== Material for the task ==

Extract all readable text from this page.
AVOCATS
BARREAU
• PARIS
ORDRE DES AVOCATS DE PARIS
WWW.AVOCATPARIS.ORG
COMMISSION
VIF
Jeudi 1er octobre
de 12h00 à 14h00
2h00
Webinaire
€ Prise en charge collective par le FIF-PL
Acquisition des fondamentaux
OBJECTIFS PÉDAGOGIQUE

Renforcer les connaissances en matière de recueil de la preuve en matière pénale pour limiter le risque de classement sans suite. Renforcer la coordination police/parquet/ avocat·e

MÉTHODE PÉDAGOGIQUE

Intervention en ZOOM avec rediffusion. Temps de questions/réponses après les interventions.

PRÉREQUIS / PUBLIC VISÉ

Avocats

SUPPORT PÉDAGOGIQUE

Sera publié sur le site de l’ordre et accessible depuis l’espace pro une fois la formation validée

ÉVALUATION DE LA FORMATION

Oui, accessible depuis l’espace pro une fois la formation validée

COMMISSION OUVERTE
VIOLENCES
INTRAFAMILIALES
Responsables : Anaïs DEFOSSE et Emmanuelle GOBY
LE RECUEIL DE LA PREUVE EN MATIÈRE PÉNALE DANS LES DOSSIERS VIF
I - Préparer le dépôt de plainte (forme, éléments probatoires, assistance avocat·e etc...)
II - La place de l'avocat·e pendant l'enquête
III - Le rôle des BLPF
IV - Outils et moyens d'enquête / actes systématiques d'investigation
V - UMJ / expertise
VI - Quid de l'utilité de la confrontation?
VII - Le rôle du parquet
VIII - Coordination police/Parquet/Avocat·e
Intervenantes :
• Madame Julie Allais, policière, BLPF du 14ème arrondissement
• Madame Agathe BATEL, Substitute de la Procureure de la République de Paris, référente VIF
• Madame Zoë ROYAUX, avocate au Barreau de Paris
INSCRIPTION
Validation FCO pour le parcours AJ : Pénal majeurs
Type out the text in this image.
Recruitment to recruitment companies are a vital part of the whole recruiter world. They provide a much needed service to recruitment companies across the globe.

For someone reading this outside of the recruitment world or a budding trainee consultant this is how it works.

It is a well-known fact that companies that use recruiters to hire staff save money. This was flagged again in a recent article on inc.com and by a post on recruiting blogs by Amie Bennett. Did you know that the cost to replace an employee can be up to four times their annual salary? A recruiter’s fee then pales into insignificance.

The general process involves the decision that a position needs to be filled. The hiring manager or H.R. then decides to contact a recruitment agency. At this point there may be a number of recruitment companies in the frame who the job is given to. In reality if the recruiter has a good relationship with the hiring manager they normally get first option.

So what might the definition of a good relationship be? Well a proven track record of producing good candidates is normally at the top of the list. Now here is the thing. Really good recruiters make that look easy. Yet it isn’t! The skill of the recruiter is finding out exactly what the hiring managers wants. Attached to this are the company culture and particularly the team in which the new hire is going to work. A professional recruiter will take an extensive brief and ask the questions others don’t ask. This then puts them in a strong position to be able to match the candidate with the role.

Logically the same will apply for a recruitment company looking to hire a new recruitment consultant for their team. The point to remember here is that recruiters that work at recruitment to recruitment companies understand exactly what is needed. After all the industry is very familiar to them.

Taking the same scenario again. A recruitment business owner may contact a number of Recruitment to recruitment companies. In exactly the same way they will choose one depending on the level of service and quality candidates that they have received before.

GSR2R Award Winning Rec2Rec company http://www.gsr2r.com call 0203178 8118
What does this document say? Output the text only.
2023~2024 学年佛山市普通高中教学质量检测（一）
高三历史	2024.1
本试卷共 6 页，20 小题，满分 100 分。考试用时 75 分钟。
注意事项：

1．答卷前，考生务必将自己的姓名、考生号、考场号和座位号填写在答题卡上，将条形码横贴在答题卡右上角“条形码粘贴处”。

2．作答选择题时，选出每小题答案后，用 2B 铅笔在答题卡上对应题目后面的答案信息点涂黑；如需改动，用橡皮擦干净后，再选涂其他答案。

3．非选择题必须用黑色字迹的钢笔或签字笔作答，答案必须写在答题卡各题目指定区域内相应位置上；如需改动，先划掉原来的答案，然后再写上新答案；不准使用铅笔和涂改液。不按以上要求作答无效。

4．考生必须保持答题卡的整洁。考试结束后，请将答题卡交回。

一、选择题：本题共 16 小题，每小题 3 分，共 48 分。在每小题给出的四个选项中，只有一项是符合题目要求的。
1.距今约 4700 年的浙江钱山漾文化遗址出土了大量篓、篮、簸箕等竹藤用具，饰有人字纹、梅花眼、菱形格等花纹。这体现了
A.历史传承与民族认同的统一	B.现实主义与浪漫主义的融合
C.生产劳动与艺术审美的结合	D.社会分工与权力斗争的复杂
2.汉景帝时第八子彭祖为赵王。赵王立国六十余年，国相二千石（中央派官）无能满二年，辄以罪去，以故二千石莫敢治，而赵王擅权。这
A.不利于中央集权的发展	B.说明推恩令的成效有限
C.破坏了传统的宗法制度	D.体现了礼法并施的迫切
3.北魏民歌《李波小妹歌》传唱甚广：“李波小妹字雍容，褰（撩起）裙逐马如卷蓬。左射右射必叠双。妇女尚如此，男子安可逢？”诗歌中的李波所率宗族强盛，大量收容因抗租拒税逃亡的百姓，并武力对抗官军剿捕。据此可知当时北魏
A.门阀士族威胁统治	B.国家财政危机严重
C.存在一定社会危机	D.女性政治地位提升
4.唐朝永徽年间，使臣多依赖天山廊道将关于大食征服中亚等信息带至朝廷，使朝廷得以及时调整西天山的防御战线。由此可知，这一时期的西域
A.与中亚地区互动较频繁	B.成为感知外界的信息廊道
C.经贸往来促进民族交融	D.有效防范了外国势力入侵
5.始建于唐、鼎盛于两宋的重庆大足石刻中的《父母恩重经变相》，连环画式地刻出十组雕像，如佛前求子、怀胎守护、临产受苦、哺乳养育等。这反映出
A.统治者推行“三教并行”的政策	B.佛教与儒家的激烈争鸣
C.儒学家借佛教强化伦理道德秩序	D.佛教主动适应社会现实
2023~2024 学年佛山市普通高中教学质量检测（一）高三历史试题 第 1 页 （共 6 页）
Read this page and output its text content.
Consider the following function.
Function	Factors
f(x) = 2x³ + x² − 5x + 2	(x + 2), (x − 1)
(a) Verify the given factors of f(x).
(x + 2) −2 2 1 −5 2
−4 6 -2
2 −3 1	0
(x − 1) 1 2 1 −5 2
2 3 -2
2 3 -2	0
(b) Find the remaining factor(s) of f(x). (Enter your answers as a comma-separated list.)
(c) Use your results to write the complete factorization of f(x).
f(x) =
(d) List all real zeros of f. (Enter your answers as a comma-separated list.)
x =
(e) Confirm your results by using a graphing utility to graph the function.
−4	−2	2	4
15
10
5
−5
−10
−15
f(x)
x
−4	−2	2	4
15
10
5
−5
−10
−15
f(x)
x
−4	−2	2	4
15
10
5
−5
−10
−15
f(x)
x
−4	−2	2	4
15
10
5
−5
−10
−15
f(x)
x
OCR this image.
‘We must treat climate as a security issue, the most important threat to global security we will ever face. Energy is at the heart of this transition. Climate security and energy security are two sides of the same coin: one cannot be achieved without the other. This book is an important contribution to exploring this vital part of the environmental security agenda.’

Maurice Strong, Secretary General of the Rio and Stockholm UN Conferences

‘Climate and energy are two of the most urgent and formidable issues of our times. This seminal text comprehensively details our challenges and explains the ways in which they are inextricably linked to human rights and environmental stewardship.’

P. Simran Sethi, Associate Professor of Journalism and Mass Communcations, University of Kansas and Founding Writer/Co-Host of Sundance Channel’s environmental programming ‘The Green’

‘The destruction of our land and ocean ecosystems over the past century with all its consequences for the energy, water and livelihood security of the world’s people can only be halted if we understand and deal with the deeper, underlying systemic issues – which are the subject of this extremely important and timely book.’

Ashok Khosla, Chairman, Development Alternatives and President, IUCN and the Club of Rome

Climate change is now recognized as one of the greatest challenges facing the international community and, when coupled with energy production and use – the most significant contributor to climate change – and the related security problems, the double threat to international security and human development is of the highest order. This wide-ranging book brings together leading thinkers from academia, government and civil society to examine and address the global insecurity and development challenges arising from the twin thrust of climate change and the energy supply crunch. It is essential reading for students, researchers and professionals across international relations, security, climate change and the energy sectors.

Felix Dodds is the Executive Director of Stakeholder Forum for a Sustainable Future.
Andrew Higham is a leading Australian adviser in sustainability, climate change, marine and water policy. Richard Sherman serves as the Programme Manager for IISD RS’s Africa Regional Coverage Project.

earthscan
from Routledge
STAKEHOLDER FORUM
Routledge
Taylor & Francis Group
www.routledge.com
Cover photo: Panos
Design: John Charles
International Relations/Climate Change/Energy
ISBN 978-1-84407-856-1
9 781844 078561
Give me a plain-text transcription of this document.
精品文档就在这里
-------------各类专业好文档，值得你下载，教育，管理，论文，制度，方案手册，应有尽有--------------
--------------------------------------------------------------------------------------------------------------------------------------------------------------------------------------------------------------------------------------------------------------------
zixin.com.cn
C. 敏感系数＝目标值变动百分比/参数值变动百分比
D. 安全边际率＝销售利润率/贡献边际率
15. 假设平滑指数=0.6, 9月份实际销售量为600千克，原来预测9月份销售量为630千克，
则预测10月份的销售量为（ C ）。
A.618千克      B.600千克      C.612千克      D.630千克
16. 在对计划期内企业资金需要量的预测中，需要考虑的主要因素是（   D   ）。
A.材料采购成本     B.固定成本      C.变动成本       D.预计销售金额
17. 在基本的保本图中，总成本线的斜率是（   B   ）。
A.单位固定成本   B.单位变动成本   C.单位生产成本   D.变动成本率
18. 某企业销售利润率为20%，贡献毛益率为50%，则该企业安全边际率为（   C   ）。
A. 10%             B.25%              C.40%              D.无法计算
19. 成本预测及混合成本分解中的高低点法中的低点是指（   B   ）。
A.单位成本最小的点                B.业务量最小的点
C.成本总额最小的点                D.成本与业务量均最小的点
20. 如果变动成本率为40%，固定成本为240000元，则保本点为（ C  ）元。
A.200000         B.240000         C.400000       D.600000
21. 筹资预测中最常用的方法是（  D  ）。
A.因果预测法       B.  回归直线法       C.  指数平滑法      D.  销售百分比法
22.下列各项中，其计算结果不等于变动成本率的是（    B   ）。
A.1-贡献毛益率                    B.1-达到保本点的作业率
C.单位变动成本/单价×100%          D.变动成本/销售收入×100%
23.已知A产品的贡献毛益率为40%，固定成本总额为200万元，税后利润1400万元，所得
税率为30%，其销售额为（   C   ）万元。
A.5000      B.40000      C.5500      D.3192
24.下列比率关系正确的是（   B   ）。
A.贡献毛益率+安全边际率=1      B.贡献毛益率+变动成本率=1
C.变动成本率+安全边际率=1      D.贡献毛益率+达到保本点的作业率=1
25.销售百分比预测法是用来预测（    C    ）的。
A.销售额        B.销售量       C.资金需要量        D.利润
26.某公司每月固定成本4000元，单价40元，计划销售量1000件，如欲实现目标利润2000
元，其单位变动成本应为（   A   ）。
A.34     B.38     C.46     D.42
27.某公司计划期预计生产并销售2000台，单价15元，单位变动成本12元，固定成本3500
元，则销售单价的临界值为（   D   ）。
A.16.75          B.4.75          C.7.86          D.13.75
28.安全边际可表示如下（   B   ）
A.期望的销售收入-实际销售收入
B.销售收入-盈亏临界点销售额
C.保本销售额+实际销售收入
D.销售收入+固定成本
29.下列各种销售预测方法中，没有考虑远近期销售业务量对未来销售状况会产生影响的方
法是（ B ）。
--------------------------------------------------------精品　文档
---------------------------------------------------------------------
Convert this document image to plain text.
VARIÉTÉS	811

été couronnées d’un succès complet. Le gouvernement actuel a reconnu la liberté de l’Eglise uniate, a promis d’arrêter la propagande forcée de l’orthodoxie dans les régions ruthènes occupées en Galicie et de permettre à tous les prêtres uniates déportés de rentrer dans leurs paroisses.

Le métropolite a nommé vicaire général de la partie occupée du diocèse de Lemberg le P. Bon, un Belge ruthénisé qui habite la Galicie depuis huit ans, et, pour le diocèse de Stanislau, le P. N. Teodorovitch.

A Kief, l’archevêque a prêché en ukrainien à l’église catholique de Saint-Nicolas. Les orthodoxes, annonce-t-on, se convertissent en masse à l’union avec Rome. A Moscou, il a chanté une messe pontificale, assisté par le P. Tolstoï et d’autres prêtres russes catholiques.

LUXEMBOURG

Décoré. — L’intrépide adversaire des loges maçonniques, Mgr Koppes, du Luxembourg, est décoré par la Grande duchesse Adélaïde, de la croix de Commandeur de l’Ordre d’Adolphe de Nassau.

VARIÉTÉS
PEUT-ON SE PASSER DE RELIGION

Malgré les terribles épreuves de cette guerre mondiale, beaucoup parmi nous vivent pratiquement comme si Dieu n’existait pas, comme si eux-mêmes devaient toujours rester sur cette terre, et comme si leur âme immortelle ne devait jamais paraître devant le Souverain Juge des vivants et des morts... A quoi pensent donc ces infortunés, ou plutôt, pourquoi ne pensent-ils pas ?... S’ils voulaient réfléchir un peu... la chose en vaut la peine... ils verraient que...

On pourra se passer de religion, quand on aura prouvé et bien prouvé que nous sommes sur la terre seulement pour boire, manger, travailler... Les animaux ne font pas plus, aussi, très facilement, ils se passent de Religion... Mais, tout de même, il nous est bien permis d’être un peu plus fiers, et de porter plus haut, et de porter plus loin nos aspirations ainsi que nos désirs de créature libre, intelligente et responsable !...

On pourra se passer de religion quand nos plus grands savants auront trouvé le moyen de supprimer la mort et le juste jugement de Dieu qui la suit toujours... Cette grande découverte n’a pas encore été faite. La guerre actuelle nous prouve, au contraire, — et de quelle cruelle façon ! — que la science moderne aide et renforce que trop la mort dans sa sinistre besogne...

===

How many lines in the data contain the string "image"? Respond with the number only.

[Solution for this problem]: 3